__Exercise__. How many of the lines contain the string "JSON"? Give the number, with no other words.
-- BEGIN --
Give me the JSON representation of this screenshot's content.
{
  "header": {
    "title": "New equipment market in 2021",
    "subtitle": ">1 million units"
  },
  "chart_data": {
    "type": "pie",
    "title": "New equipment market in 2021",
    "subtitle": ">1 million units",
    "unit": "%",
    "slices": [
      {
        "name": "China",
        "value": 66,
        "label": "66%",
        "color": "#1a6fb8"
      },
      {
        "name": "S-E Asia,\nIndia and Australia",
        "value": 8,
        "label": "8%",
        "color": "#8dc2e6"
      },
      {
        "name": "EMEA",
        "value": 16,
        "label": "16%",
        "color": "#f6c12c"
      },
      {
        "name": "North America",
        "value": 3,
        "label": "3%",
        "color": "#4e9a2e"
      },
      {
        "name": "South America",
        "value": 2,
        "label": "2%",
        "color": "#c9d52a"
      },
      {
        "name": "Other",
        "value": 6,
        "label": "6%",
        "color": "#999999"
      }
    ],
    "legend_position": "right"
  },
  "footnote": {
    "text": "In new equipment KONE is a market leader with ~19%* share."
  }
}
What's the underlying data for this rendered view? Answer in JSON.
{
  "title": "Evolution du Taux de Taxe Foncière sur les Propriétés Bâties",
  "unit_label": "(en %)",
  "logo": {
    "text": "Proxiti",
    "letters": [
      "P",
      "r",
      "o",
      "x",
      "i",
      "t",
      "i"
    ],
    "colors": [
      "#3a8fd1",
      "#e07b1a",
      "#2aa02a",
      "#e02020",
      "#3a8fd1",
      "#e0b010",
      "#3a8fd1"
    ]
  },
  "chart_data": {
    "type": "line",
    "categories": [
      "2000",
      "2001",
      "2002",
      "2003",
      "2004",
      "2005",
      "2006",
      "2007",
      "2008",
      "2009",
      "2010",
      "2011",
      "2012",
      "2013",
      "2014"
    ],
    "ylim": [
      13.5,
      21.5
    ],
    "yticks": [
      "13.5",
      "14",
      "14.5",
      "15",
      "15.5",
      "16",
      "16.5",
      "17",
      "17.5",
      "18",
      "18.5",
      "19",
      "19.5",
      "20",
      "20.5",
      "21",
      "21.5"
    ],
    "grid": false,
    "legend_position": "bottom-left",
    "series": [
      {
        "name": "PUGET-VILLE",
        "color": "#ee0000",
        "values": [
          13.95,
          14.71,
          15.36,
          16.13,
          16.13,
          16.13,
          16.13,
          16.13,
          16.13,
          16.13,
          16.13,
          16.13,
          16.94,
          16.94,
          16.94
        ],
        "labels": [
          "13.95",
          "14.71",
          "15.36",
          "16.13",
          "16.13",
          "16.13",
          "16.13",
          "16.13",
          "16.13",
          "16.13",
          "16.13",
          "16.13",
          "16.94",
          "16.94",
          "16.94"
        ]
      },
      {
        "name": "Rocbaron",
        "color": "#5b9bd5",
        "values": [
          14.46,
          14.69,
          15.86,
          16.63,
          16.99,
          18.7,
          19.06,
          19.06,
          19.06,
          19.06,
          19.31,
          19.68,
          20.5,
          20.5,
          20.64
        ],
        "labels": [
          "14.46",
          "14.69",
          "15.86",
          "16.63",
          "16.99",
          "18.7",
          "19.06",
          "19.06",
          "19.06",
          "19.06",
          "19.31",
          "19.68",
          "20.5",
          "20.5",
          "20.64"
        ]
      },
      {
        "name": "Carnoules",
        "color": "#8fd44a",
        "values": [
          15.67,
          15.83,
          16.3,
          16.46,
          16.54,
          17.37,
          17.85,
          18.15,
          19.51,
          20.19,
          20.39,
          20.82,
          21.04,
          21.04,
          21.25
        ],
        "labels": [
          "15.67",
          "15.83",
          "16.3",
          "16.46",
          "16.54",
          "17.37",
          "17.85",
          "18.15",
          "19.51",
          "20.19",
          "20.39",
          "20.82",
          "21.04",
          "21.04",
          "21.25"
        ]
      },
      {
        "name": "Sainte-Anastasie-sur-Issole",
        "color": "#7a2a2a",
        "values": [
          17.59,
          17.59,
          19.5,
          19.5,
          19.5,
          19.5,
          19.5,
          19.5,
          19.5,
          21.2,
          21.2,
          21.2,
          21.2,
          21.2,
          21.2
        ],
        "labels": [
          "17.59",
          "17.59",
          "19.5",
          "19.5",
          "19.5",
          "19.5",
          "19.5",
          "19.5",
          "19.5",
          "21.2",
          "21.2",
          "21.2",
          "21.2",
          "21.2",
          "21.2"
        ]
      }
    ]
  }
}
-- END --
__Written response__. 2